YOUR INSTRUCTIONS
Drop the pictures, then extract the listing word for word.
[Begin DATA ENTRIES]
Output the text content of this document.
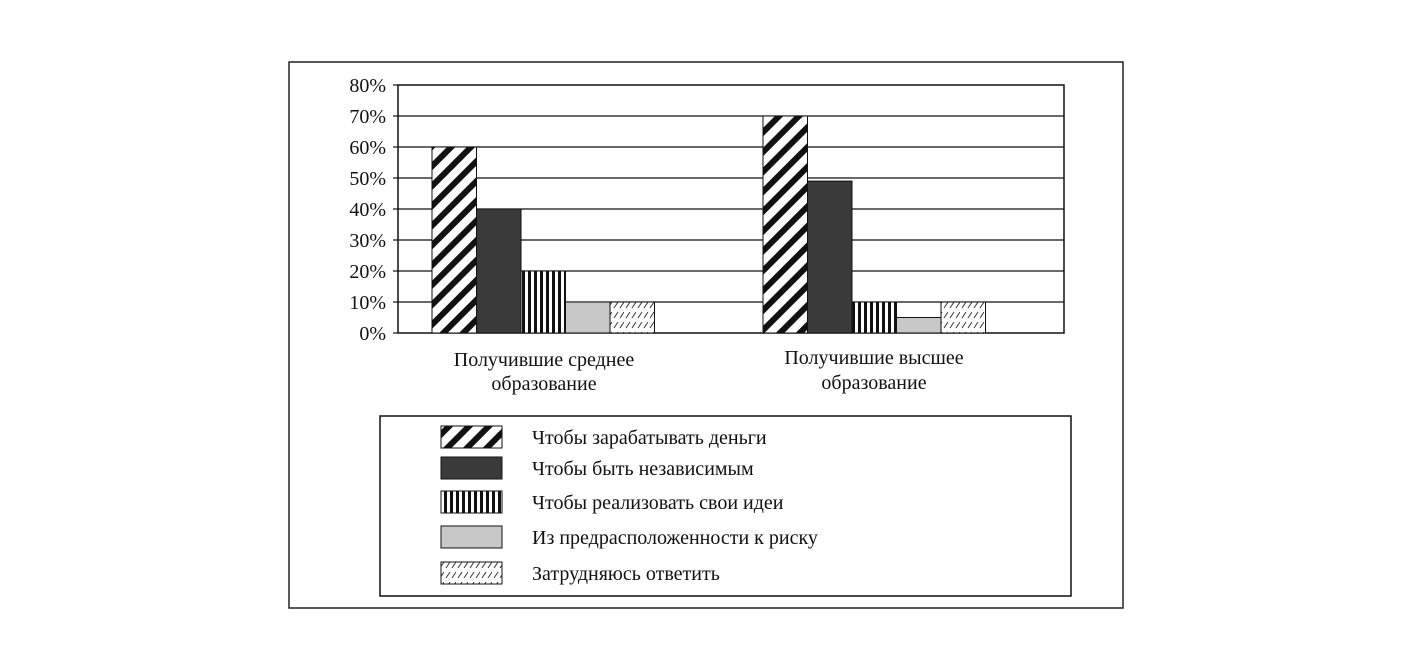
0%
10%
20%
30%
40%
50%
60%
70%
80%
Получившие среднее
образование
Получившие высшее
образование
Чтобы зарабатывать деньги
Чтобы быть независимым
Чтобы реализовать свои идеи
Из предрасположенности к риску
Затрудняюсь ответить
[End DATA ENTRIES]
SOLUTION FOR THIS TASK
Output the text content of this document.
0%
10%
20%
30%
40%
50%
60%
70%
80%
Получившие среднее
образование
Получившие высшее
образование
Чтобы зарабатывать деньги
Чтобы быть независимым
Чтобы реализовать свои идеи
Из предрасположенности к риску
Затрудняюсь ответить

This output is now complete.